STATED GOAL:
What follows is a listing. Return every line of it exactly.
— Start RECORDS PROVIDED —
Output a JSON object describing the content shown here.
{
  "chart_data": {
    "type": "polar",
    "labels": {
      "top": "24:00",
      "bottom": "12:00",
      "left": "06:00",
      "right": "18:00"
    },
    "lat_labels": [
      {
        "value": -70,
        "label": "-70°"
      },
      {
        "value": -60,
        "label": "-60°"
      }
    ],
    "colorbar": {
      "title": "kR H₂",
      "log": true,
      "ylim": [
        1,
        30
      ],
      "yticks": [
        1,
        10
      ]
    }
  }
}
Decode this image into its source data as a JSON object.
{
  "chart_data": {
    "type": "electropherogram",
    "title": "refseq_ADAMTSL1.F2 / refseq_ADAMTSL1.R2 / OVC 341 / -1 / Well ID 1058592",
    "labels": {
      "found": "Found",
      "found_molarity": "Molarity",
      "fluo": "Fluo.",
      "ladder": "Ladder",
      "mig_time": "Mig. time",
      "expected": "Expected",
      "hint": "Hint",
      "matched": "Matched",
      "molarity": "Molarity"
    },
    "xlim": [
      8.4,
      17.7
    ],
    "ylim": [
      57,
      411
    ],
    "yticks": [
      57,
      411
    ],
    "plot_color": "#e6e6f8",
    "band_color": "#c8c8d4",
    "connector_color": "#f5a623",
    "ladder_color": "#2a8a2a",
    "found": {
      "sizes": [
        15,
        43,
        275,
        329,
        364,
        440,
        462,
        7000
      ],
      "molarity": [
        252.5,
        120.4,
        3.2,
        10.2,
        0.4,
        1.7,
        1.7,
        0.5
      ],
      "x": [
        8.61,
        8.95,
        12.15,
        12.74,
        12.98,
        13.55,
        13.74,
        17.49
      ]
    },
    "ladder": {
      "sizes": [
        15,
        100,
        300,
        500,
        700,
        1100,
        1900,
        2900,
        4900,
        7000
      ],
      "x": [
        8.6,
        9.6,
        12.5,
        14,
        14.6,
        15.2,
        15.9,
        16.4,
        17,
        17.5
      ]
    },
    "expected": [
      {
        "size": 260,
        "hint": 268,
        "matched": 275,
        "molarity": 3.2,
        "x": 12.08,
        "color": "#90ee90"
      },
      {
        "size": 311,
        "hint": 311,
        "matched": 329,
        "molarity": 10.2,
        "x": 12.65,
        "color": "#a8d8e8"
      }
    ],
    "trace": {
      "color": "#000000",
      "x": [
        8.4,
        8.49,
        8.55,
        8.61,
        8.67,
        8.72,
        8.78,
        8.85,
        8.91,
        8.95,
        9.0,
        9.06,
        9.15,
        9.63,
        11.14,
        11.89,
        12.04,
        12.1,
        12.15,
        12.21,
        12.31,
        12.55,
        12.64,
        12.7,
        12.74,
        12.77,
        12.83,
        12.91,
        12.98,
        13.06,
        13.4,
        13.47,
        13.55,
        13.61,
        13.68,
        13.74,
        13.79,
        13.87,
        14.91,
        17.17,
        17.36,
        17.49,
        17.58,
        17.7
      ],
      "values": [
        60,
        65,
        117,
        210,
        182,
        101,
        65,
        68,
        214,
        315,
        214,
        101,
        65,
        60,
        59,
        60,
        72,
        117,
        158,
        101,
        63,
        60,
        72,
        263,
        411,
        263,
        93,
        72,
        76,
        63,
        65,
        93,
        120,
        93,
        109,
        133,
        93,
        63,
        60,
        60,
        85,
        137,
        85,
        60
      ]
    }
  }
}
— End RECORDS PROVIDED —
SOLUTION TO THIS EXERCISE:
Output a JSON object describing the content shown here.
{
  "chart_data": {
    "type": "polar",
    "labels": {
      "top": "24:00",
      "bottom": "12:00",
      "left": "06:00",
      "right": "18:00"
    },
    "lat_labels": [
      {
        "value": -70,
        "label": "-70°"
      },
      {
        "value": -60,
        "label": "-60°"
      }
    ],
    "colorbar": {
      "title": "kR H₂",
      "log": true,
      "ylim": [
        1,
        30
      ],
      "yticks": [
        1,
        10
      ]
    }
  }
}
Decode this image into its source data as a JSON object.
{
  "chart_data": {
    "type": "electropherogram",
    "title": "refseq_ADAMTSL1.F2 / refseq_ADAMTSL1.R2 / OVC 341 / -1 / Well ID 1058592",
    "labels": {
      "found": "Found",
      "found_molarity": "Molarity",
      "fluo": "Fluo.",
      "ladder": "Ladder",
      "mig_time": "Mig. time",
      "expected": "Expected",
      "hint": "Hint",
      "matched": "Matched",
      "molarity": "Molarity"
    },
    "xlim": [
      8.4,
      17.7
    ],
    "ylim": [
      57,
      411
    ],
    "yticks": [
      57,
      411
    ],
    "plot_color": "#e6e6f8",
    "band_color": "#c8c8d4",
    "connector_color": "#f5a623",
    "ladder_color": "#2a8a2a",
    "found": {
      "sizes": [
        15,
        43,
        275,
        329,
        364,
        440,
        462,
        7000
      ],
      "molarity": [
        252.5,
        120.4,
        3.2,
        10.2,
        0.4,
        1.7,
        1.7,
        0.5
      ],
      "x": [
        8.61,
        8.95,
        12.15,
        12.74,
        12.98,
        13.55,
        13.74,
        17.49
      ]
    },
    "ladder": {
      "sizes": [
        15,
        100,
        300,
        500,
        700,
        1100,
        1900,
        2900,
        4900,
        7000
      ],
      "x": [
        8.6,
        9.6,
        12.5,
        14,
        14.6,
        15.2,
        15.9,
        16.4,
        17,
        17.5
      ]
    },
    "expected": [
      {
        "size": 260,
        "hint": 268,
        "matched": 275,
        "molarity": 3.2,
        "x": 12.08,
        "color": "#90ee90"
      },
      {
        "size": 311,
        "hint": 311,
        "matched": 329,
        "molarity": 10.2,
        "x": 12.65,
        "color": "#a8d8e8"
      }
    ],
    "trace": {
      "color": "#000000",
      "x": [
        8.4,
        8.49,
        8.55,
        8.61,
        8.67,
        8.72,
        8.78,
        8.85,
        8.91,
        8.95,
        9.0,
        9.06,
        9.15,
        9.63,
        11.14,
        11.89,
        12.04,
        12.1,
        12.15,
        12.21,
        12.31,
        12.55,
        12.64,
        12.7,
        12.74,
        12.77,
        12.83,
        12.91,
        12.98,
        13.06,
        13.4,
        13.47,
        13.55,
        13.61,
        13.68,
        13.74,
        13.79,
        13.87,
        14.91,
        17.17,
        17.36,
        17.49,
        17.58,
        17.7
      ],
      "values": [
        60,
        65,
        117,
        210,
        182,
        101,
        65,
        68,
        214,
        315,
        214,
        101,
        65,
        60,
        59,
        60,
        72,
        117,
        158,
        101,
        63,
        60,
        72,
        263,
        411,
        263,
        93,
        72,
        76,
        63,
        65,
        93,
        120,
        93,
        109,
        133,
        93,
        63,
        60,
        60,
        85,
        137,
        85,
        60
      ]
    }
  }
}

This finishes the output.